#### Given entries
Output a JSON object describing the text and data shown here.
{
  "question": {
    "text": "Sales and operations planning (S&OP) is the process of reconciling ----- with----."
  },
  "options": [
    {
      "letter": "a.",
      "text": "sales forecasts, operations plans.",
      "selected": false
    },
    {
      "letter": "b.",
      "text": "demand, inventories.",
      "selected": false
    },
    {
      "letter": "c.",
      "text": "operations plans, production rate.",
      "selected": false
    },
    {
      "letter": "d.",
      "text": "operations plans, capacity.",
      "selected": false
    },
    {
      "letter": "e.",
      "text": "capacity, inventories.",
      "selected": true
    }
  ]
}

==

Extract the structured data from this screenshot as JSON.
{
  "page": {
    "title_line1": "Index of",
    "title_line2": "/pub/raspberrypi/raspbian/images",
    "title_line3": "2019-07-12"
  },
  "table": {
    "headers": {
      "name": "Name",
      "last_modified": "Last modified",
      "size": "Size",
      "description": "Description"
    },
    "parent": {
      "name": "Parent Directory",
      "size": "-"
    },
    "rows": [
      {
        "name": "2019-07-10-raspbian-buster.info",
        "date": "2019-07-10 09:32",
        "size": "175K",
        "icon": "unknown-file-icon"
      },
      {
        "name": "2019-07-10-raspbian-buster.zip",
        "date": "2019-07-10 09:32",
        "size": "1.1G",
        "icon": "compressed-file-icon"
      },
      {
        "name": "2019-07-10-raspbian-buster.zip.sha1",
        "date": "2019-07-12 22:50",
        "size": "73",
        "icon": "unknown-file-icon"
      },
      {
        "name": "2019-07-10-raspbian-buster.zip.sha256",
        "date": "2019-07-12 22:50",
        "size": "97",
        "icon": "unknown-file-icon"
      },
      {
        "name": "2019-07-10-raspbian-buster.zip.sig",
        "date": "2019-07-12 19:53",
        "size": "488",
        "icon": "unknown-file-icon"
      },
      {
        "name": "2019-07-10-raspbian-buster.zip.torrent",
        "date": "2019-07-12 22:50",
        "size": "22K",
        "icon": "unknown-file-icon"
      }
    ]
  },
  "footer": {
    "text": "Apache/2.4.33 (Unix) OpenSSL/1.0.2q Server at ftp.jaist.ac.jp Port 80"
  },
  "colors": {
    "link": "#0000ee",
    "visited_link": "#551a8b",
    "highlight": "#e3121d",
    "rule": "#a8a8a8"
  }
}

* * *

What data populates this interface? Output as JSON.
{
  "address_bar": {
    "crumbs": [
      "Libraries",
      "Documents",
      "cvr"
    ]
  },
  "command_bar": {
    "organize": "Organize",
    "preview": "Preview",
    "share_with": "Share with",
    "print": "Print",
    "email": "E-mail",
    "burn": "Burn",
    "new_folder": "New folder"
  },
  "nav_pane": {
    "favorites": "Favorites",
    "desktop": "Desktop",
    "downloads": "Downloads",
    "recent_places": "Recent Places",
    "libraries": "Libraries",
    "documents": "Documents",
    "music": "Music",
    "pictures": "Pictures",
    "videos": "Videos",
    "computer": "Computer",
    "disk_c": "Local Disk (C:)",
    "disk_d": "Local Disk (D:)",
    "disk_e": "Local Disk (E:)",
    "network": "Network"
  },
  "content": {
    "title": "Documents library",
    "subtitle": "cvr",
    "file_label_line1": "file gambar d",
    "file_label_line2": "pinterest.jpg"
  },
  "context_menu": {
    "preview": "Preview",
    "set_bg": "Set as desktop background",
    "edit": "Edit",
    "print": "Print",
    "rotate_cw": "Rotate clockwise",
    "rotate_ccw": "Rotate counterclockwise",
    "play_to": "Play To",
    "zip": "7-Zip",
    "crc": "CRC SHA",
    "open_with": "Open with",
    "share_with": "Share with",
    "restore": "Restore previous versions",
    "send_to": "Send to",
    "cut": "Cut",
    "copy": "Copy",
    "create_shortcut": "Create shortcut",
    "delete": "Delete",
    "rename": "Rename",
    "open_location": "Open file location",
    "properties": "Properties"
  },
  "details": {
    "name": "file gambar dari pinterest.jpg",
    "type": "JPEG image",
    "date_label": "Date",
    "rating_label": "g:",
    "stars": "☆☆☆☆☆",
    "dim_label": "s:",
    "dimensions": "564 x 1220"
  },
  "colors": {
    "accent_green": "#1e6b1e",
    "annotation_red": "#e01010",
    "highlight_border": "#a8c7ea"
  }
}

#### Challenge
Using the listing, collect all lines in which the string "raspbian" is found.

#### Solution to the problem
    "title_line2": "/pub/raspberrypi/raspbian/images",
        "name": "2019-07-10-raspbian-buster.info",
        "name": "2019-07-10-raspbian-buster.zip",
        "name": "2019-07-10-raspbian-buster.zip.sha1",
        "name": "2019-07-10-raspbian-buster.zip.sha256",
        "name": "2019-07-10-raspbian-buster.zip.sig",
        "name": "2019-07-10-raspbian-buster.zip.torrent",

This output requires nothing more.